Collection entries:
┏━━

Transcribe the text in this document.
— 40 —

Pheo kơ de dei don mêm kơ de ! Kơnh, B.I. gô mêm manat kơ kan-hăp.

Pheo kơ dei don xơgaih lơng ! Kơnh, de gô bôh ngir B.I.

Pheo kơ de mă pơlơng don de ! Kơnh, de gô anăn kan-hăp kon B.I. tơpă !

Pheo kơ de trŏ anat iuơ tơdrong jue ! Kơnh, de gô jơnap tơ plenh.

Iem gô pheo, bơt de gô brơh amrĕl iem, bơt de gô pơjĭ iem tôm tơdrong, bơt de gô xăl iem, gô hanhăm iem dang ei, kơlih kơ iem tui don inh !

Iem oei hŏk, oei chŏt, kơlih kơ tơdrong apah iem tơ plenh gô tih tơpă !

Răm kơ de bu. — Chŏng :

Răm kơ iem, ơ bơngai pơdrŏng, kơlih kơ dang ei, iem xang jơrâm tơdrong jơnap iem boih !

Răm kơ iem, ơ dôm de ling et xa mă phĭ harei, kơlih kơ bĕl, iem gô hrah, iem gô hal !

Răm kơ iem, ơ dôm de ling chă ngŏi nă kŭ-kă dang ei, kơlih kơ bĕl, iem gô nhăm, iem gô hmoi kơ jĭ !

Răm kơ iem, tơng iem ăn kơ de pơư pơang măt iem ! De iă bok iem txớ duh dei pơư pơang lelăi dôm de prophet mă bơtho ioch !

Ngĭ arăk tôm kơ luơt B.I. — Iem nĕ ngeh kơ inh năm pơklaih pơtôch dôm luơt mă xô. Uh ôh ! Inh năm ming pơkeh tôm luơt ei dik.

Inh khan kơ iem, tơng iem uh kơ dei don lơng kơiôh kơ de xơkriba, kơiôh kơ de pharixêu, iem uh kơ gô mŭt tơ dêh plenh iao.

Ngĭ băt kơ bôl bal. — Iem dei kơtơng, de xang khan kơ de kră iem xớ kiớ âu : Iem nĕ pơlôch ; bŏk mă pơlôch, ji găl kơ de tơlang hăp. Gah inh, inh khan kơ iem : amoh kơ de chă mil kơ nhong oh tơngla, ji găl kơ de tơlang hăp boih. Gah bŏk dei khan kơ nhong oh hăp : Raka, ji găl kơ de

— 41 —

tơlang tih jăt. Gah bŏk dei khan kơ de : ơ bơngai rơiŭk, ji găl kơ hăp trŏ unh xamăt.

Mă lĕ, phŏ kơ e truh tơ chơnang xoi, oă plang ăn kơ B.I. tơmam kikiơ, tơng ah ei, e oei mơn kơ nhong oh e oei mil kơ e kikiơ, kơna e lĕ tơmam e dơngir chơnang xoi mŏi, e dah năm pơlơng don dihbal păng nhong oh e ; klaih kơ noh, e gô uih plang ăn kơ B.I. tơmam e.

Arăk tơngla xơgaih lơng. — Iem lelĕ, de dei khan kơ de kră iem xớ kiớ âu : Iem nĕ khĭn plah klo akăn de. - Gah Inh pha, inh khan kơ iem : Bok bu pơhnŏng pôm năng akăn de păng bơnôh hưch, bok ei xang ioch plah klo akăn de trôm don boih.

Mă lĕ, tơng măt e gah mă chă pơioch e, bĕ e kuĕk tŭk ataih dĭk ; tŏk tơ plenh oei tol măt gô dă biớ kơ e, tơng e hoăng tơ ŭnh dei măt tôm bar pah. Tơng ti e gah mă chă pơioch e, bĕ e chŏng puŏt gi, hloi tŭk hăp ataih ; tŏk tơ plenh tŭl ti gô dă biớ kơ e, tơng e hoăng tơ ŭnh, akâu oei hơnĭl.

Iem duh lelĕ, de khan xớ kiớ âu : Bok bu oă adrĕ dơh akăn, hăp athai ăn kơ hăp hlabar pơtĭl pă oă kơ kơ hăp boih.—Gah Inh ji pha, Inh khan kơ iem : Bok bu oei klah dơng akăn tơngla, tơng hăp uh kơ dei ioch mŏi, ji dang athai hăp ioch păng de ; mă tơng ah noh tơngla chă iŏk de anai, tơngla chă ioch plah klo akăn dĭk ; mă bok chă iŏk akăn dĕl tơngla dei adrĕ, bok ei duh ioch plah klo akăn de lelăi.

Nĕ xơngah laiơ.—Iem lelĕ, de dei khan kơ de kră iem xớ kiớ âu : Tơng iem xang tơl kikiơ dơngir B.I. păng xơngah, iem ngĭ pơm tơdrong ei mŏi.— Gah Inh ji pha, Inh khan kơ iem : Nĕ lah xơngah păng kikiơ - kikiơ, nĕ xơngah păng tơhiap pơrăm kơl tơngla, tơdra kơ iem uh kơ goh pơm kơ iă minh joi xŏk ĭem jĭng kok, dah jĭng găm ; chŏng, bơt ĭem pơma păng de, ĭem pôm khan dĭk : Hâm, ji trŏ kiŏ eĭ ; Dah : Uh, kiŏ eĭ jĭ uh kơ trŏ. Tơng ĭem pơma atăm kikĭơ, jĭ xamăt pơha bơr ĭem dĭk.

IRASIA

┗━━

What to produce -
From the data above, work out how many lines hold "ling". Answer with the number alone.

Solution to this task -
2